- **Records to process**
* * * * *

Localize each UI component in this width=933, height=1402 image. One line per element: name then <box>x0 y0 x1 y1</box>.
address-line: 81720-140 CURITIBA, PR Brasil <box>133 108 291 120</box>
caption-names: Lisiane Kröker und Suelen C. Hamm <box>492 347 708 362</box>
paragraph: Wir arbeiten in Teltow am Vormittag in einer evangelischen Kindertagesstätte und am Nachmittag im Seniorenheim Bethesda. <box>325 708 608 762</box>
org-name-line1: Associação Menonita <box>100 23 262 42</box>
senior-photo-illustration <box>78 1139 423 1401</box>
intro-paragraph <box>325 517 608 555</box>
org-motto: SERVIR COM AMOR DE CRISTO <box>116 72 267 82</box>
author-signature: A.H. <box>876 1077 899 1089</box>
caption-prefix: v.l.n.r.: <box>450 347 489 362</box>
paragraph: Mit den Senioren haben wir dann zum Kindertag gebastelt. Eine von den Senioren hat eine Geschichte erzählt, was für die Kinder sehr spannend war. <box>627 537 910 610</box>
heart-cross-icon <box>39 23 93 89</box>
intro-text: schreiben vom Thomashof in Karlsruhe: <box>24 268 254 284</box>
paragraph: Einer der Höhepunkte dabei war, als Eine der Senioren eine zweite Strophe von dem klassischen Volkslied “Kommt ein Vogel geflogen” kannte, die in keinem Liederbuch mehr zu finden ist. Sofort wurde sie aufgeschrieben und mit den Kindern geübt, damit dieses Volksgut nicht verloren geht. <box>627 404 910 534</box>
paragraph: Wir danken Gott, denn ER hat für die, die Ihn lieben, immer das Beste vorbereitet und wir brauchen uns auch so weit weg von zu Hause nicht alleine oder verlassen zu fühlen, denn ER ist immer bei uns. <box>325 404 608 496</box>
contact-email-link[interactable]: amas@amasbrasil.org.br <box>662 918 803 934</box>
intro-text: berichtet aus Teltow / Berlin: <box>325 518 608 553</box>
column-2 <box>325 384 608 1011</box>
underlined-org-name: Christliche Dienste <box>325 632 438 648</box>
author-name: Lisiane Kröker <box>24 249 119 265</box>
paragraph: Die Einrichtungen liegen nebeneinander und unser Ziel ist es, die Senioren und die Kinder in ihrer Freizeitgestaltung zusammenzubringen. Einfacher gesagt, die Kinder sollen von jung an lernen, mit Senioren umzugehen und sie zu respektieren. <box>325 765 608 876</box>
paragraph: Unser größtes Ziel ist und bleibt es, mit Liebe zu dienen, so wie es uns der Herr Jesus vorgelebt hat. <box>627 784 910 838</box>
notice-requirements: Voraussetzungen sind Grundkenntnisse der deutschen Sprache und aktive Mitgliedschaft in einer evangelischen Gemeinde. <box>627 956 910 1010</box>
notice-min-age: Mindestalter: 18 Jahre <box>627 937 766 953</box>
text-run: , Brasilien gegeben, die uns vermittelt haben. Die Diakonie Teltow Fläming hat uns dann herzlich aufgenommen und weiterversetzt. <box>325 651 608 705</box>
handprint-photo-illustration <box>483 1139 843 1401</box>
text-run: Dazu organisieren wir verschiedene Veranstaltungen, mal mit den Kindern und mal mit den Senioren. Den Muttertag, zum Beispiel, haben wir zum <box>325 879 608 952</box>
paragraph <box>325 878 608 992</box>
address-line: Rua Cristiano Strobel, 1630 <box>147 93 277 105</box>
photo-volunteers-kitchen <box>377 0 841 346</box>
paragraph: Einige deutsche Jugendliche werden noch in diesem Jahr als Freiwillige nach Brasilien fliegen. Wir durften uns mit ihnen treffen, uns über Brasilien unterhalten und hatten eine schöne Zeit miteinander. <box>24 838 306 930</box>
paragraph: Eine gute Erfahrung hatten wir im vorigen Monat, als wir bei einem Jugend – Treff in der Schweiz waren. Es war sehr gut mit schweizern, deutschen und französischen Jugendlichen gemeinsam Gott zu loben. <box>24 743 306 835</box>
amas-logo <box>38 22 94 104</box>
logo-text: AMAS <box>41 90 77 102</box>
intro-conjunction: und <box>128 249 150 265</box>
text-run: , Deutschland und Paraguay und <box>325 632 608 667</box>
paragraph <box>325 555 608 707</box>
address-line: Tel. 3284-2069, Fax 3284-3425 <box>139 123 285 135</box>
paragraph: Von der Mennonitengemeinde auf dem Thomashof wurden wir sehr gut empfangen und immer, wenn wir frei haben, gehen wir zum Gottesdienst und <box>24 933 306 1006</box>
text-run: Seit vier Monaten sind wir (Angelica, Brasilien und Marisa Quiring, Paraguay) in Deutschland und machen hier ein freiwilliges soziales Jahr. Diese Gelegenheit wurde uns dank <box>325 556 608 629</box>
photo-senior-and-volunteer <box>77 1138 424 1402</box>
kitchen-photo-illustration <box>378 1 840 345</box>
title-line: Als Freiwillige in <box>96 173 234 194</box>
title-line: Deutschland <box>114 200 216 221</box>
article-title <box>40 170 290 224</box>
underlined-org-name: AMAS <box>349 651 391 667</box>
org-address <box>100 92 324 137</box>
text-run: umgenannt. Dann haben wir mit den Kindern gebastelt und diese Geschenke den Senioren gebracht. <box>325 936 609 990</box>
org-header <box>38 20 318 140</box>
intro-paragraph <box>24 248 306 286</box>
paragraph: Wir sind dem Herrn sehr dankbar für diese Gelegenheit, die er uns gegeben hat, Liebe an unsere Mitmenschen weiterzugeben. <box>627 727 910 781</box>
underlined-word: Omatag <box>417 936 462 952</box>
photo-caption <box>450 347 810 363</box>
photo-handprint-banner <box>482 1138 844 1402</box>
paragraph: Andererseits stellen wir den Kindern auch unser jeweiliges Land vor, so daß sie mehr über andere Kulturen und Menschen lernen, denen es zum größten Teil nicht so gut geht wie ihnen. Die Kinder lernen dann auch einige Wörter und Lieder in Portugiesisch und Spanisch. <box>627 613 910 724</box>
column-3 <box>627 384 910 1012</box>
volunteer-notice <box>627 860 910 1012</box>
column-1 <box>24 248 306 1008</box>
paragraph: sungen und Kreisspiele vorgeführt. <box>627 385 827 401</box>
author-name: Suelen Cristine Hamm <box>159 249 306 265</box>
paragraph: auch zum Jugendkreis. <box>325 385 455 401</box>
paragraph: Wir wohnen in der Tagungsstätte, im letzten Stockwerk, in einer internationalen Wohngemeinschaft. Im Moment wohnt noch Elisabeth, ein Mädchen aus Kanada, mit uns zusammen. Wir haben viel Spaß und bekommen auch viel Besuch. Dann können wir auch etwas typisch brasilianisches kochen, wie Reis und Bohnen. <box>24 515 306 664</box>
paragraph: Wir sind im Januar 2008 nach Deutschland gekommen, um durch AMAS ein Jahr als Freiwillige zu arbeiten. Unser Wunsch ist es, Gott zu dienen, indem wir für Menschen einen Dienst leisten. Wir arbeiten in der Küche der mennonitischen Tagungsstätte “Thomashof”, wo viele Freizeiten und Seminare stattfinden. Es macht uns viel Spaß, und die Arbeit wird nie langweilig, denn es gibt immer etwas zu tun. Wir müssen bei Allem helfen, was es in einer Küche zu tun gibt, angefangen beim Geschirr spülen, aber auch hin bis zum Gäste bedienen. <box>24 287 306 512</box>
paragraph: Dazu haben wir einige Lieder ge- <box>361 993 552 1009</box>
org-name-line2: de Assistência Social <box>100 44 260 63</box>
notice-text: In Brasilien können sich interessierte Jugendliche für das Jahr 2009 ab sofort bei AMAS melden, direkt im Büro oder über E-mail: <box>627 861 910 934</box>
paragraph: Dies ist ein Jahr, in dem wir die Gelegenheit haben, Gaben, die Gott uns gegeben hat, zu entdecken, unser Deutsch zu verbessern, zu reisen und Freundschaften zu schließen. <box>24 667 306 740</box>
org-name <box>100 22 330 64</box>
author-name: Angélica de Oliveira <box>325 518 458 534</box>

* * * * *

- **Exercise brief**
Look through the data above and return each line where the string "Paraguay" occurs.

- **Answer for the task**
text-run: , Deutschland und Paraguay und <box>325 632 608 667</box>
text-run: Seit vier Monaten sind wir (Angelica, Brasilien und Marisa Quiring, Paraguay) in Deutschland und machen hier ein freiwilliges soziales Jahr. Diese Gelegenheit wurde uns dank <box>325 556 608 629</box>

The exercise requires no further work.